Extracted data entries

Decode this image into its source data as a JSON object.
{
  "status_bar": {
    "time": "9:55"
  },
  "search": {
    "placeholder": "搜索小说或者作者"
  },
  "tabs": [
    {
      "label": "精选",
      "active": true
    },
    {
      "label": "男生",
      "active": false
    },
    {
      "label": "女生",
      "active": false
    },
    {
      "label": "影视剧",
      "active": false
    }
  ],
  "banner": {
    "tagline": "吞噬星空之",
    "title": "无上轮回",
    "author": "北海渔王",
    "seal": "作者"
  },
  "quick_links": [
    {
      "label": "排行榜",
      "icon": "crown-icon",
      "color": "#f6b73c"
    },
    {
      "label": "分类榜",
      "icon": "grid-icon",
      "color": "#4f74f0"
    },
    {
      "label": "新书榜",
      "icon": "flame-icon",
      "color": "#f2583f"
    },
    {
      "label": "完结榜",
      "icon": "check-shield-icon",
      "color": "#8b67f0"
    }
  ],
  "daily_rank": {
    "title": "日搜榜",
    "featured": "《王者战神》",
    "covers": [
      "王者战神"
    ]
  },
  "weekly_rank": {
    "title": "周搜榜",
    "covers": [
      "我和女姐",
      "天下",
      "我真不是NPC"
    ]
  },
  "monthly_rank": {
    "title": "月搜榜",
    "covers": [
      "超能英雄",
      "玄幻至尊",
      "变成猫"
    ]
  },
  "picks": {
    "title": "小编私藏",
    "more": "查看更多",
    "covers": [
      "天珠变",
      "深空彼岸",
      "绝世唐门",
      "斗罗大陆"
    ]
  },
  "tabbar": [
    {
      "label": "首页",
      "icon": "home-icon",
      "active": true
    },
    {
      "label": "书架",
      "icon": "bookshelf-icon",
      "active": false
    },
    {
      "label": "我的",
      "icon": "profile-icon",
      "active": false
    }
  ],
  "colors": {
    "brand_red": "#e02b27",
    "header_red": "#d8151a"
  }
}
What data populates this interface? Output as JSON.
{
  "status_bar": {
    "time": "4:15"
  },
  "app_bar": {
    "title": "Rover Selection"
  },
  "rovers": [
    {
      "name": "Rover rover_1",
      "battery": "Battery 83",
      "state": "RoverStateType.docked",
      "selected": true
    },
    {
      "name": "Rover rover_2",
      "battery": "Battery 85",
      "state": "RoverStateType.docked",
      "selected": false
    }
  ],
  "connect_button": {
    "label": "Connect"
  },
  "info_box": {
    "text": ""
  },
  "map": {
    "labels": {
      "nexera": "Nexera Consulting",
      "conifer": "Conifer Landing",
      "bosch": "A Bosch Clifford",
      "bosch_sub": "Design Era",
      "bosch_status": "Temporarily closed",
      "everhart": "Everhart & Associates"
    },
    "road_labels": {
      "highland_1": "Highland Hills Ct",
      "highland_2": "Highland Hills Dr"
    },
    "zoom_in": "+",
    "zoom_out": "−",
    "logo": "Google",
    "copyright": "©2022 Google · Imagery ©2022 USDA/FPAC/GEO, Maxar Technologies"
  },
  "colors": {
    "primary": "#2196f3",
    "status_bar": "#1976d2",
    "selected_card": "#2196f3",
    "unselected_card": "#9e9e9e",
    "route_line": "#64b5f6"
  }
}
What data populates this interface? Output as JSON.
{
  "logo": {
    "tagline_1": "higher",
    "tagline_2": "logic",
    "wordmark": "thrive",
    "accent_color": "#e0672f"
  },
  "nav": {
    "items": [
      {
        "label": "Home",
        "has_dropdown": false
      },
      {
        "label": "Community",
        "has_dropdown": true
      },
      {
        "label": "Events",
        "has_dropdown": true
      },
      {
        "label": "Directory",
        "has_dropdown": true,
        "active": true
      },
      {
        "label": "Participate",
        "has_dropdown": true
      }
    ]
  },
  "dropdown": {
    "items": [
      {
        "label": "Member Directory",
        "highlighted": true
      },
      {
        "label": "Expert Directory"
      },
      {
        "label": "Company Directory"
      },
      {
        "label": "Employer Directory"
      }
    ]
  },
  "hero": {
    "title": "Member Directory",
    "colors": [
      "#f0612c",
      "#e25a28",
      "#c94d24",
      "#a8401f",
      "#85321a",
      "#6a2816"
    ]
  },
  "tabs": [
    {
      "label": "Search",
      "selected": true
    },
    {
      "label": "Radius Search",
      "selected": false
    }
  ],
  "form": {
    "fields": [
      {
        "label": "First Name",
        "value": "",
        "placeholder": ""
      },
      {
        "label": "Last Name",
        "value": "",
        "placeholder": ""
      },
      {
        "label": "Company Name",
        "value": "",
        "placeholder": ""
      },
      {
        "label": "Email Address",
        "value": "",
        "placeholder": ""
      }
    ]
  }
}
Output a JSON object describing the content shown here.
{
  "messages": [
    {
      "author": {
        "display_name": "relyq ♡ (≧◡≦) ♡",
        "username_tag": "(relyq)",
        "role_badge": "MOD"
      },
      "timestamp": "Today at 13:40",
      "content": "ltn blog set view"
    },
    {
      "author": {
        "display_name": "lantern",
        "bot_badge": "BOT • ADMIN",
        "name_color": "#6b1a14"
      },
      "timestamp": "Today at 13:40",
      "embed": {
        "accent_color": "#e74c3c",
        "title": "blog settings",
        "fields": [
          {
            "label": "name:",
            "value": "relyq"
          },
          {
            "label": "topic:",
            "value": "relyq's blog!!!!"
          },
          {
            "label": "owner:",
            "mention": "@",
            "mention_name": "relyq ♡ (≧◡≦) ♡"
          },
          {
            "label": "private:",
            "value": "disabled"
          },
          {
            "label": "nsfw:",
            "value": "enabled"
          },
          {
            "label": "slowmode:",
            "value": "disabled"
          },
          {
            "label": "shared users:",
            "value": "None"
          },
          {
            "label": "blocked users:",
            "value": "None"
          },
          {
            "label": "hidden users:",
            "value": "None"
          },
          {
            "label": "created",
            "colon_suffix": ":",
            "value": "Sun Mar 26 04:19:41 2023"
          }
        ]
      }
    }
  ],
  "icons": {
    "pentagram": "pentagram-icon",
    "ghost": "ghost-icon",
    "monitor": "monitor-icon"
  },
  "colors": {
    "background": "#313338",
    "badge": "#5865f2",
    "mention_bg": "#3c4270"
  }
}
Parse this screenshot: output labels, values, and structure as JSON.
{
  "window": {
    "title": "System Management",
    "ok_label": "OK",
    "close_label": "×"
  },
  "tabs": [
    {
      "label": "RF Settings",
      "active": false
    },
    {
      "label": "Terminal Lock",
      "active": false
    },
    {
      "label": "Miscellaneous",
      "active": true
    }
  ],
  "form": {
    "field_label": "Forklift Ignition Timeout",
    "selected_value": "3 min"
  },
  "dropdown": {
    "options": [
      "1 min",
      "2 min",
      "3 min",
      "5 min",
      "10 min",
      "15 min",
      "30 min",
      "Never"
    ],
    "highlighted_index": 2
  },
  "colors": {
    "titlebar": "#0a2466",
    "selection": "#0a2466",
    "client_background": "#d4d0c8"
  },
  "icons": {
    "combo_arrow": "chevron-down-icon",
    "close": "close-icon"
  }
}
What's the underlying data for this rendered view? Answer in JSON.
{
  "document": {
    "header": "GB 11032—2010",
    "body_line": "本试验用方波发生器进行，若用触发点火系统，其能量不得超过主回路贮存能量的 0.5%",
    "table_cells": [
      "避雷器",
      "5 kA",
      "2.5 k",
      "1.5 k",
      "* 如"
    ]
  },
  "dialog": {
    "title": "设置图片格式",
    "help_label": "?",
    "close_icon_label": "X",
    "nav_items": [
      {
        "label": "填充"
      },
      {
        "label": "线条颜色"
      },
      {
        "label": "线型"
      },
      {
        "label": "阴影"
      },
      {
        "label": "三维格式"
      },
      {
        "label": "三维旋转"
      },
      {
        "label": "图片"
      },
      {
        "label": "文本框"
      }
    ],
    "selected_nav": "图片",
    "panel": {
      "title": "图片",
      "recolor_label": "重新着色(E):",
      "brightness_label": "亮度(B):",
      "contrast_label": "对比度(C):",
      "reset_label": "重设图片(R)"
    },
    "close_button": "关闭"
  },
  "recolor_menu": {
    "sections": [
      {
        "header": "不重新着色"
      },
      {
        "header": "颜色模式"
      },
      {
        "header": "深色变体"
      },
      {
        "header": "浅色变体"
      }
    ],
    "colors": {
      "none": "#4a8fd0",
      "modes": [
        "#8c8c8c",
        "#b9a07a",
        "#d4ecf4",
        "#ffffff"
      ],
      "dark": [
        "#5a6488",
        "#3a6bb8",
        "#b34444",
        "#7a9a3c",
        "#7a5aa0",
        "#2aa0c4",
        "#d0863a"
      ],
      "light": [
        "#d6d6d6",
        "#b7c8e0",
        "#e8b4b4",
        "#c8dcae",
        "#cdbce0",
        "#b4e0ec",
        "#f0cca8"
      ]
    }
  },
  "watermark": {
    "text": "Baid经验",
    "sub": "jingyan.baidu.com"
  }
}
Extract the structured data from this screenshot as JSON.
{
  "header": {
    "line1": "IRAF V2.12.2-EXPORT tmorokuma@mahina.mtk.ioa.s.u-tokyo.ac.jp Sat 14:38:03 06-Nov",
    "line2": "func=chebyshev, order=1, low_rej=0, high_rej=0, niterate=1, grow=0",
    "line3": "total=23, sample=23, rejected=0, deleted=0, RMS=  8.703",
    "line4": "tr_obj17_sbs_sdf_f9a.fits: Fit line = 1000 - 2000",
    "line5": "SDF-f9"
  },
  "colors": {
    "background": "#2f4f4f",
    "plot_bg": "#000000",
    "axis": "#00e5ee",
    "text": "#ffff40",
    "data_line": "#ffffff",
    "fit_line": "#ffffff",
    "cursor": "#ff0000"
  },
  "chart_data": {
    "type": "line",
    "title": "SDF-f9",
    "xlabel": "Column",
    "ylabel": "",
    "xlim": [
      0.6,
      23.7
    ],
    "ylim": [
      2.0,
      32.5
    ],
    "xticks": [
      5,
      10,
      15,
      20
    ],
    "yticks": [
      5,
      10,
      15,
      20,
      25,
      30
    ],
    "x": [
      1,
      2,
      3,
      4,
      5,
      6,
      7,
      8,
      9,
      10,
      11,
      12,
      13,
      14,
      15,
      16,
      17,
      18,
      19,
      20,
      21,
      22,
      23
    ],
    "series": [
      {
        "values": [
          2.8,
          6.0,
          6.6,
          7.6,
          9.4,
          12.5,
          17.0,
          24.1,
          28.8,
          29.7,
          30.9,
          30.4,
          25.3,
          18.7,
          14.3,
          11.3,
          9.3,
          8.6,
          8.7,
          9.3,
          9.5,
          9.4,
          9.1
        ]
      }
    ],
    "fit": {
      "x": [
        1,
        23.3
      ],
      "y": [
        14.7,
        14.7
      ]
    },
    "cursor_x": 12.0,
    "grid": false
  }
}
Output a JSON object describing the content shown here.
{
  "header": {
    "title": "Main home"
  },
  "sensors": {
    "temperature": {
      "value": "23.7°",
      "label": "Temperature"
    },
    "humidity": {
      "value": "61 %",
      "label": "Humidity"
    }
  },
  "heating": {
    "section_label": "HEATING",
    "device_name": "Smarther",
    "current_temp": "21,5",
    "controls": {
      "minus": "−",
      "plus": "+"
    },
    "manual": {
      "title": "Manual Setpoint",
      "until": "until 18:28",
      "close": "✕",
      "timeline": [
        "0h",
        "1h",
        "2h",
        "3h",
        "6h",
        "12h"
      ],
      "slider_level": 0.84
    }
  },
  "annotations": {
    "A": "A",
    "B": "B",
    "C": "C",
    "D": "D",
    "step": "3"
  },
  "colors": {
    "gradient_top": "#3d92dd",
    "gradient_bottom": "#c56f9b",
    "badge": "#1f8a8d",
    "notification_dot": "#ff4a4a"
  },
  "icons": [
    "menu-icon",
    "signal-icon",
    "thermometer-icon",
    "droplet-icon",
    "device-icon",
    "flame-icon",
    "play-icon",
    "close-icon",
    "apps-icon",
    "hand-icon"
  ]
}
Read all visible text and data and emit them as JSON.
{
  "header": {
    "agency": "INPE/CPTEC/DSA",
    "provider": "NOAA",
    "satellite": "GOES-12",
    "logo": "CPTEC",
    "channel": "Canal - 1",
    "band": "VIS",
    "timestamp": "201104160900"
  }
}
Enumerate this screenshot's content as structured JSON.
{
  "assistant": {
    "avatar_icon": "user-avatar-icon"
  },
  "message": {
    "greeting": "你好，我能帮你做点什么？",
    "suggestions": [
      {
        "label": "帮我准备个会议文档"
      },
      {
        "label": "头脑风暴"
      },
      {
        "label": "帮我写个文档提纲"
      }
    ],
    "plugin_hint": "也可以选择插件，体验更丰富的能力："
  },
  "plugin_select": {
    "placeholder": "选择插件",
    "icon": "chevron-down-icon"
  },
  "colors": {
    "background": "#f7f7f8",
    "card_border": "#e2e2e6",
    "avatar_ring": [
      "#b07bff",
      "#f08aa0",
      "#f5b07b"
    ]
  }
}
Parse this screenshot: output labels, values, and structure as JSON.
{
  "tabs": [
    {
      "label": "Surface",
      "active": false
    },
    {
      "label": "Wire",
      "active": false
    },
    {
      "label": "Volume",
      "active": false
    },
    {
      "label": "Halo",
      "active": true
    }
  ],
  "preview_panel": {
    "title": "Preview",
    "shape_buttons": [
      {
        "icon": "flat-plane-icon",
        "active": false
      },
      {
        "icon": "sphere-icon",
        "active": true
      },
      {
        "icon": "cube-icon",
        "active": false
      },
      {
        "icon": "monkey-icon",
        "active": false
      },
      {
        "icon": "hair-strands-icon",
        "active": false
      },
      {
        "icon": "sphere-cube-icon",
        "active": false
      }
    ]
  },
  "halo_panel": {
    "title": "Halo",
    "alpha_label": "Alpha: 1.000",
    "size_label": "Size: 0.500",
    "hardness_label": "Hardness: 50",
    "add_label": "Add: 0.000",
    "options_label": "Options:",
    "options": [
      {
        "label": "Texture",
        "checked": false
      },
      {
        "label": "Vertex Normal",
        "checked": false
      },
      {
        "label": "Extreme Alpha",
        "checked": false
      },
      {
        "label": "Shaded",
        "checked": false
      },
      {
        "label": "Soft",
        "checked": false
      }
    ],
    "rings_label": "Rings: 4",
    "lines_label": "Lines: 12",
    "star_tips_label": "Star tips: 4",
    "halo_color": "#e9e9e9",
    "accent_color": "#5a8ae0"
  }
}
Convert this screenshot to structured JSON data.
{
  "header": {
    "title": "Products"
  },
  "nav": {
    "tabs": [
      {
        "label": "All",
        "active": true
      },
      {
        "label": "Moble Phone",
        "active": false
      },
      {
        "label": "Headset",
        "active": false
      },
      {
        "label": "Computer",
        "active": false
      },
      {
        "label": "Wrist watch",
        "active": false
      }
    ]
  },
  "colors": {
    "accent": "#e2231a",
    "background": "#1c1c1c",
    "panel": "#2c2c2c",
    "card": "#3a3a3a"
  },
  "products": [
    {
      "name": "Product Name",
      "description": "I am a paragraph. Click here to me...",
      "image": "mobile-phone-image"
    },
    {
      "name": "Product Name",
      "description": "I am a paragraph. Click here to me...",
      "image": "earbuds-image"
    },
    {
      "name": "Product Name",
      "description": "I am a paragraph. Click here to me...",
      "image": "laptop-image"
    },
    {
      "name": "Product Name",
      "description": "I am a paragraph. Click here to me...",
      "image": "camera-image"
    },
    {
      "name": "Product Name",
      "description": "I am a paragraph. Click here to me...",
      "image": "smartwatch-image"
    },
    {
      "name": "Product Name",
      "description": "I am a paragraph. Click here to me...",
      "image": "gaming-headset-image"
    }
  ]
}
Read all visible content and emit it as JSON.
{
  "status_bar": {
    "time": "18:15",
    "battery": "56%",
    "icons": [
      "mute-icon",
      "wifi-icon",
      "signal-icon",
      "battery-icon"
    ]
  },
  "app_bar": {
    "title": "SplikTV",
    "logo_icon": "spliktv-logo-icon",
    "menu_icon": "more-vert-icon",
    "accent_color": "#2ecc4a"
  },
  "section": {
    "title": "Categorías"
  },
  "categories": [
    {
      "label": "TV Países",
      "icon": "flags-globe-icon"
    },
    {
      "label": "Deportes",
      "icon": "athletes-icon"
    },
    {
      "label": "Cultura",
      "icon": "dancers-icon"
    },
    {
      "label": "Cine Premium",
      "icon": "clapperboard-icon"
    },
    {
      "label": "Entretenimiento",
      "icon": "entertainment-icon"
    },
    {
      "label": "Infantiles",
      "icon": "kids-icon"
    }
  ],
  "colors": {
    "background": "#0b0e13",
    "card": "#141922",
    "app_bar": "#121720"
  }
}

**WORK REQUIRED**
From the records above, pull out every line containing the word "content".

**SOLVED PROBLEM**
Output a JSON object describing the content shown here.
      "content": "ltn blog set view"
Output a JSON object describing the content shown here.
Enumerate this screenshot's content as structured JSON.
Read all visible content and emit it as JSON.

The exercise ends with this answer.